Extract each line of the material that follows exactly and omit its pictures.

--- --- ---

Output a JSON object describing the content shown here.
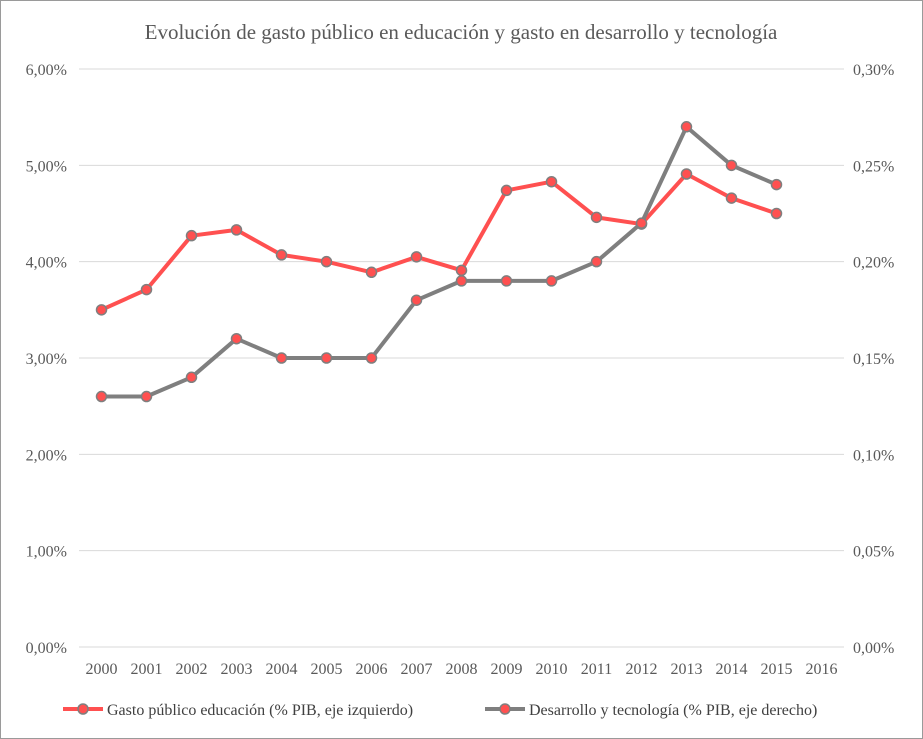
{
  "chart_data": {
    "type": "line",
    "title": "Evolución de gasto público en educación y gasto en desarrollo y tecnología",
    "categories": [
      "2000",
      "2001",
      "2002",
      "2003",
      "2004",
      "2005",
      "2006",
      "2007",
      "2008",
      "2009",
      "2010",
      "2011",
      "2012",
      "2013",
      "2014",
      "2015",
      "2016"
    ],
    "y_left": {
      "ylim": [
        0,
        6
      ],
      "ticks": [
        0,
        1,
        2,
        3,
        4,
        5,
        6
      ],
      "tick_labels": [
        "0,00%",
        "1,00%",
        "2,00%",
        "3,00%",
        "4,00%",
        "5,00%",
        "6,00%"
      ]
    },
    "y_right": {
      "ylim": [
        0,
        0.3
      ],
      "ticks": [
        0,
        0.05,
        0.1,
        0.15,
        0.2,
        0.25,
        0.3
      ],
      "tick_labels": [
        "0,00%",
        "0,05%",
        "0,10%",
        "0,15%",
        "0,20%",
        "0,25%",
        "0,30%"
      ]
    },
    "grid": true,
    "legend_position": "bottom",
    "series": [
      {
        "name": "Gasto público educación (% PIB, eje izquierdo)",
        "axis": "left",
        "color": "#ff5050",
        "marker_color": "#ff5050",
        "values": [
          3.5,
          3.71,
          4.27,
          4.33,
          4.07,
          4.0,
          3.89,
          4.05,
          3.91,
          4.74,
          4.83,
          4.46,
          4.39,
          4.91,
          4.66,
          4.5,
          null
        ]
      },
      {
        "name": "Desarrollo y tecnología (% PIB, eje derecho)",
        "axis": "right",
        "color": "#7f7f7f",
        "marker_color": "#ff5050",
        "values": [
          0.13,
          0.13,
          0.14,
          0.16,
          0.15,
          0.15,
          0.15,
          0.18,
          0.19,
          0.19,
          0.19,
          0.2,
          0.22,
          0.27,
          0.25,
          0.24,
          null
        ]
      }
    ]
  },
  "colors": {
    "grid": "#d9d9d9",
    "text": "#595959"
  }
}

--- --- ---

RESULT OF THIS EXERCISE:
Output a JSON object describing the content shown here.
{
  "chart_data": {
    "type": "line",
    "title": "Evolución de gasto público en educación y gasto en desarrollo y tecnología",
    "categories": [
      "2000",
      "2001",
      "2002",
      "2003",
      "2004",
      "2005",
      "2006",
      "2007",
      "2008",
      "2009",
      "2010",
      "2011",
      "2012",
      "2013",
      "2014",
      "2015",
      "2016"
    ],
    "y_left": {
      "ylim": [
        0,
        6
      ],
      "ticks": [
        0,
        1,
        2,
        3,
        4,
        5,
        6
      ],
      "tick_labels": [
        "0,00%",
        "1,00%",
        "2,00%",
        "3,00%",
        "4,00%",
        "5,00%",
        "6,00%"
      ]
    },
    "y_right": {
      "ylim": [
        0,
        0.3
      ],
      "ticks": [
        0,
        0.05,
        0.1,
        0.15,
        0.2,
        0.25,
        0.3
      ],
      "tick_labels": [
        "0,00%",
        "0,05%",
        "0,10%",
        "0,15%",
        "0,20%",
        "0,25%",
        "0,30%"
      ]
    },
    "grid": true,
    "legend_position": "bottom",
    "series": [
      {
        "name": "Gasto público educación (% PIB, eje izquierdo)",
        "axis": "left",
        "color": "#ff5050",
        "marker_color": "#ff5050",
        "values": [
          3.5,
          3.71,
          4.27,
          4.33,
          4.07,
          4.0,
          3.89,
          4.05,
          3.91,
          4.74,
          4.83,
          4.46,
          4.39,
          4.91,
          4.66,
          4.5,
          null
        ]
      },
      {
        "name": "Desarrollo y tecnología (% PIB, eje derecho)",
        "axis": "right",
        "color": "#7f7f7f",
        "marker_color": "#ff5050",
        "values": [
          0.13,
          0.13,
          0.14,
          0.16,
          0.15,
          0.15,
          0.15,
          0.18,
          0.19,
          0.19,
          0.19,
          0.2,
          0.22,
          0.27,
          0.25,
          0.24,
          null
        ]
      }
    ]
  },
  "colors": {
    "grid": "#d9d9d9",
    "text": "#595959"
  }
}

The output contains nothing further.